#### [TASK DETAILS]
Print the listing that follows, character for character.

#### [DATASET RECORDS]
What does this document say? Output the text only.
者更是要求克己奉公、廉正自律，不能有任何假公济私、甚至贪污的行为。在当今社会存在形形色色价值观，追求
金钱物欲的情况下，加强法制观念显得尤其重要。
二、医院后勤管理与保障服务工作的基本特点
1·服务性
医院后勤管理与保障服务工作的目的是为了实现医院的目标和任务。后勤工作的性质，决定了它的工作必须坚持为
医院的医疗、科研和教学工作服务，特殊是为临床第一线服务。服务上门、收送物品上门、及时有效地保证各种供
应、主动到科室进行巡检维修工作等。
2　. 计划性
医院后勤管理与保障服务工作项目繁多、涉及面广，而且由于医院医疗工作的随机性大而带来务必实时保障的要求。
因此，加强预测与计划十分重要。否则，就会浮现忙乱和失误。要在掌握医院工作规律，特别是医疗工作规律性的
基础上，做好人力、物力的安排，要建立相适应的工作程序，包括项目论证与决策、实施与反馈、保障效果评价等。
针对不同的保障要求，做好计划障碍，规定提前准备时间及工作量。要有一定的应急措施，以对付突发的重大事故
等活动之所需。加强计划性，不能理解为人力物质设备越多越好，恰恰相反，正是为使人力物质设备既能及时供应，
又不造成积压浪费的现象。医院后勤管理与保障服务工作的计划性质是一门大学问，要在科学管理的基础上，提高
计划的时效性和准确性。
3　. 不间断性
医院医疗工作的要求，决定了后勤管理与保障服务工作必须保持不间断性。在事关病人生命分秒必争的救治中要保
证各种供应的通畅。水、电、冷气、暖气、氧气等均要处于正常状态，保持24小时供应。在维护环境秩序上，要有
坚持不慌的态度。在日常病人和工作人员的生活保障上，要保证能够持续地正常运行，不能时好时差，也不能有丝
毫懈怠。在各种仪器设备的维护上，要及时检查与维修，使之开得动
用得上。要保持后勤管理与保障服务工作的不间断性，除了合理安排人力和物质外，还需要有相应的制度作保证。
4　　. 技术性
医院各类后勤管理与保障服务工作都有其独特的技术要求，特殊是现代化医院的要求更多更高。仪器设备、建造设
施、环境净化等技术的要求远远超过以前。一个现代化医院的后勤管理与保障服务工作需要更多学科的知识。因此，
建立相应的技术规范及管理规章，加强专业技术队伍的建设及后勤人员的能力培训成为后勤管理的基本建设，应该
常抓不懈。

#### [RESPONSE FOR THIS EXERCISE]
What does this document say? Output the text only.
者更是要求克己奉公、廉正自律，不能有任何假公济私、甚至贪污的行为。在当今社会存在形形色色价值观，追求
金钱物欲的情况下，加强法制观念显得尤其重要。
二、医院后勤管理与保障服务工作的基本特点
1·服务性
医院后勤管理与保障服务工作的目的是为了实现医院的目标和任务。后勤工作的性质，决定了它的工作必须坚持为
医院的医疗、科研和教学工作服务，特殊是为临床第一线服务。服务上门、收送物品上门、及时有效地保证各种供
应、主动到科室进行巡检维修工作等。
2　. 计划性
医院后勤管理与保障服务工作项目繁多、涉及面广，而且由于医院医疗工作的随机性大而带来务必实时保障的要求。
因此，加强预测与计划十分重要。否则，就会浮现忙乱和失误。要在掌握医院工作规律，特别是医疗工作规律性的
基础上，做好人力、物力的安排，要建立相适应的工作程序，包括项目论证与决策、实施与反馈、保障效果评价等。
针对不同的保障要求，做好计划障碍，规定提前准备时间及工作量。要有一定的应急措施，以对付突发的重大事故
等活动之所需。加强计划性，不能理解为人力物质设备越多越好，恰恰相反，正是为使人力物质设备既能及时供应，
又不造成积压浪费的现象。医院后勤管理与保障服务工作的计划性质是一门大学问，要在科学管理的基础上，提高
计划的时效性和准确性。
3　. 不间断性
医院医疗工作的要求，决定了后勤管理与保障服务工作必须保持不间断性。在事关病人生命分秒必争的救治中要保
证各种供应的通畅。水、电、冷气、暖气、氧气等均要处于正常状态，保持24小时供应。在维护环境秩序上，要有
坚持不慌的态度。在日常病人和工作人员的生活保障上，要保证能够持续地正常运行，不能时好时差，也不能有丝
毫懈怠。在各种仪器设备的维护上，要及时检查与维修，使之开得动
用得上。要保持后勤管理与保障服务工作的不间断性，除了合理安排人力和物质外，还需要有相应的制度作保证。
4　　. 技术性
医院各类后勤管理与保障服务工作都有其独特的技术要求，特殊是现代化医院的要求更多更高。仪器设备、建造设
施、环境净化等技术的要求远远超过以前。一个现代化医院的后勤管理与保障服务工作需要更多学科的知识。因此，
建立相应的技术规范及管理规章，加强专业技术队伍的建设及后勤人员的能力培训成为后勤管理的基本建设，应该
常抓不懈。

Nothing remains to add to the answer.